From the entries below, pull out each line where "waveform" appears.

[Saved entries]
——
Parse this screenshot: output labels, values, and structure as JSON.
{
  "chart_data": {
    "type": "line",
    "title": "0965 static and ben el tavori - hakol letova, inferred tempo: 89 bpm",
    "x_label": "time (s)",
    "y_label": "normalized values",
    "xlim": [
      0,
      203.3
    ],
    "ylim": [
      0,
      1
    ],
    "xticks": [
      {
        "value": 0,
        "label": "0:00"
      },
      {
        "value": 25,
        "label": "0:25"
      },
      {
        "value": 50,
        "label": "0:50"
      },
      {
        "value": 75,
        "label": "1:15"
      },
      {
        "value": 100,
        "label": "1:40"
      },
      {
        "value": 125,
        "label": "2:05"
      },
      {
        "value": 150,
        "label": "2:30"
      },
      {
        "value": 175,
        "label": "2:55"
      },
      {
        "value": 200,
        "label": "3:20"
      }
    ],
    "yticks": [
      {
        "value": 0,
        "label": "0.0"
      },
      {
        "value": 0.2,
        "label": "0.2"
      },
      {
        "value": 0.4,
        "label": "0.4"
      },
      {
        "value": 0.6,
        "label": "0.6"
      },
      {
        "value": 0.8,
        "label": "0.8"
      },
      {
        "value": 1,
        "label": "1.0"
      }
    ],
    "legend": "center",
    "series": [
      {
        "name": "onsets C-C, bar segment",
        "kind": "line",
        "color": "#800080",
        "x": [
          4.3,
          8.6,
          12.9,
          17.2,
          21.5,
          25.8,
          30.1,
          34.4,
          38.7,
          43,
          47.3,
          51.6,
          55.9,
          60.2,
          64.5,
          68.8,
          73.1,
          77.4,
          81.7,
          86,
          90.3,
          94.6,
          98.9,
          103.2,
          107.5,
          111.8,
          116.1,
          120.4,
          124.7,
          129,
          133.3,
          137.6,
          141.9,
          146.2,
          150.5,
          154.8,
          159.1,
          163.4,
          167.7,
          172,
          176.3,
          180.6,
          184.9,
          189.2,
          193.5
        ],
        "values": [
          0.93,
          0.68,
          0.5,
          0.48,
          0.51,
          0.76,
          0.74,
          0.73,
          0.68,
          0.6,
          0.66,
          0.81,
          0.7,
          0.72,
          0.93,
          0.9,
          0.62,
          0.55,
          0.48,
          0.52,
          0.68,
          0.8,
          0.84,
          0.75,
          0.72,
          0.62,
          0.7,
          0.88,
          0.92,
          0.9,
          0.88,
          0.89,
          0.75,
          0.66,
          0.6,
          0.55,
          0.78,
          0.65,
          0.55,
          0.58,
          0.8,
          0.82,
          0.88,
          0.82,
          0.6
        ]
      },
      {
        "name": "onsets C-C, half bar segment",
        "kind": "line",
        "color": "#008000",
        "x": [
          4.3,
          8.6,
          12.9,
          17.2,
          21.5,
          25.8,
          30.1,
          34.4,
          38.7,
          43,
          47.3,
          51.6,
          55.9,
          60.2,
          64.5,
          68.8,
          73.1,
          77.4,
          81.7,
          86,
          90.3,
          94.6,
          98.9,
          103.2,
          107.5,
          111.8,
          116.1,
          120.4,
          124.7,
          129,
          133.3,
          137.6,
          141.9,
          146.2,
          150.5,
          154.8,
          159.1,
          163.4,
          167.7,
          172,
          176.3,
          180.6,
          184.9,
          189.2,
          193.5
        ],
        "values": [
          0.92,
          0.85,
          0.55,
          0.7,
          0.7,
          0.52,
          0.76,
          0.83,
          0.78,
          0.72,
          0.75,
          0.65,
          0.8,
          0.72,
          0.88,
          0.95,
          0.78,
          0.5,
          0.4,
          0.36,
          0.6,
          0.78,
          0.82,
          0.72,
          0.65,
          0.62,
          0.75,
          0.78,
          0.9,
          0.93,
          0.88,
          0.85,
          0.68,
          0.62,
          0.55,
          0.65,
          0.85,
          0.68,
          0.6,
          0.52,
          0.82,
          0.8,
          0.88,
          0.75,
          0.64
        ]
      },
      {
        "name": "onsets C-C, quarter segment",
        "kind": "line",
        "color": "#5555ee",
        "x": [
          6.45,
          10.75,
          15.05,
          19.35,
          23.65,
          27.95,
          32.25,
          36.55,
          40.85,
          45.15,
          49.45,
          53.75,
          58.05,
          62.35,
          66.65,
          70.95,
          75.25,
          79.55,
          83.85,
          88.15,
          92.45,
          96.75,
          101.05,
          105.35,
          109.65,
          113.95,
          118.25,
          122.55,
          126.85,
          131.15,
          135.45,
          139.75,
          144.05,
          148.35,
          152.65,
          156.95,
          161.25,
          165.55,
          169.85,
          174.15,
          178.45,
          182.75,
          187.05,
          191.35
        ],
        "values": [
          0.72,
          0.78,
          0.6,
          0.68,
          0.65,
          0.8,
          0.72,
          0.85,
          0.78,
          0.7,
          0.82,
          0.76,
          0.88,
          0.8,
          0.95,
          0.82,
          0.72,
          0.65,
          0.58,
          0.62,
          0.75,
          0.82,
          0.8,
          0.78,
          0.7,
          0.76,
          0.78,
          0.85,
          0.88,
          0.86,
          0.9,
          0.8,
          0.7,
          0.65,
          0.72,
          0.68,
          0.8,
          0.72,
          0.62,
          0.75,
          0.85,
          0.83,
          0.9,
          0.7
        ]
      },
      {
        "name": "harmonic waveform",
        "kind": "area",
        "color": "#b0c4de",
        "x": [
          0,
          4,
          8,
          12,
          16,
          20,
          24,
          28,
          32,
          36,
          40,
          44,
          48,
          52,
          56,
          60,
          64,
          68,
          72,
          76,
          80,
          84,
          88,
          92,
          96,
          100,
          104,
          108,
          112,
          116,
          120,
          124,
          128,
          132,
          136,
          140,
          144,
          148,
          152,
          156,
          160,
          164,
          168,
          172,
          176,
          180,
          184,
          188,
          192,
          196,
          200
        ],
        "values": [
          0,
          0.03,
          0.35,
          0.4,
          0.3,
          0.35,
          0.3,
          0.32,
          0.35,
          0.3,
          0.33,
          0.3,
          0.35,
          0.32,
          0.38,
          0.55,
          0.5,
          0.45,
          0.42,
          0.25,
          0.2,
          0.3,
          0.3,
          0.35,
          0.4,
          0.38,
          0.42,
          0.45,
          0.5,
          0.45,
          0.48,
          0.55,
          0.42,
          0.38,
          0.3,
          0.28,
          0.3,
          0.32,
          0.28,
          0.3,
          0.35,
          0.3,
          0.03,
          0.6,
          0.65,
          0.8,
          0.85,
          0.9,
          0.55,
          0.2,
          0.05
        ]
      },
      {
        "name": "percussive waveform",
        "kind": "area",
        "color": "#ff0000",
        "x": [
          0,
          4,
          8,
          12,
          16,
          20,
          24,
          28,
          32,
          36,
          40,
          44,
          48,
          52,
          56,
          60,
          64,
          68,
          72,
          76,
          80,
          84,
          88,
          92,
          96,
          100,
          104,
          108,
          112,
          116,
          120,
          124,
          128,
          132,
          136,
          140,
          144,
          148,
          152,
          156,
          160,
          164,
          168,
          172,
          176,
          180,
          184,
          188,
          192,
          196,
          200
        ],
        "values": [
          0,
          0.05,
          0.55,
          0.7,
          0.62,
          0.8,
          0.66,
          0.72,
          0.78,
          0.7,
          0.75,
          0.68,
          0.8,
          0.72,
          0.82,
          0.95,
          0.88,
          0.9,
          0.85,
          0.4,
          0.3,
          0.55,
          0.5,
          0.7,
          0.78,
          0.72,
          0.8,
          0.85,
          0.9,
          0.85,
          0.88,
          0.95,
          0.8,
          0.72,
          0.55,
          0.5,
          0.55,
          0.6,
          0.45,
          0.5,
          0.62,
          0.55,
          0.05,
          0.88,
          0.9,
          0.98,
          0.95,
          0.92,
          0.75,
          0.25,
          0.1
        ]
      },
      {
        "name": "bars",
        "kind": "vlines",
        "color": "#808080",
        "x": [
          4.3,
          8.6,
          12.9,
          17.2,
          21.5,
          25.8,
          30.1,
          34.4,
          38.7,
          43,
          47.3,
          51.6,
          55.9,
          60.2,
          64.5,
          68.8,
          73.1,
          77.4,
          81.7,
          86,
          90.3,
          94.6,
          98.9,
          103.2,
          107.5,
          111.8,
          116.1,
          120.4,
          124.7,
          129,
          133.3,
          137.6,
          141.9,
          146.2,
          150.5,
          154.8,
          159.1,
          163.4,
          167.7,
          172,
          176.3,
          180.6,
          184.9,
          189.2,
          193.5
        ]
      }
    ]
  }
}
——
Reply:
        "name": "harmonic waveform",
        "name": "percussive waveform",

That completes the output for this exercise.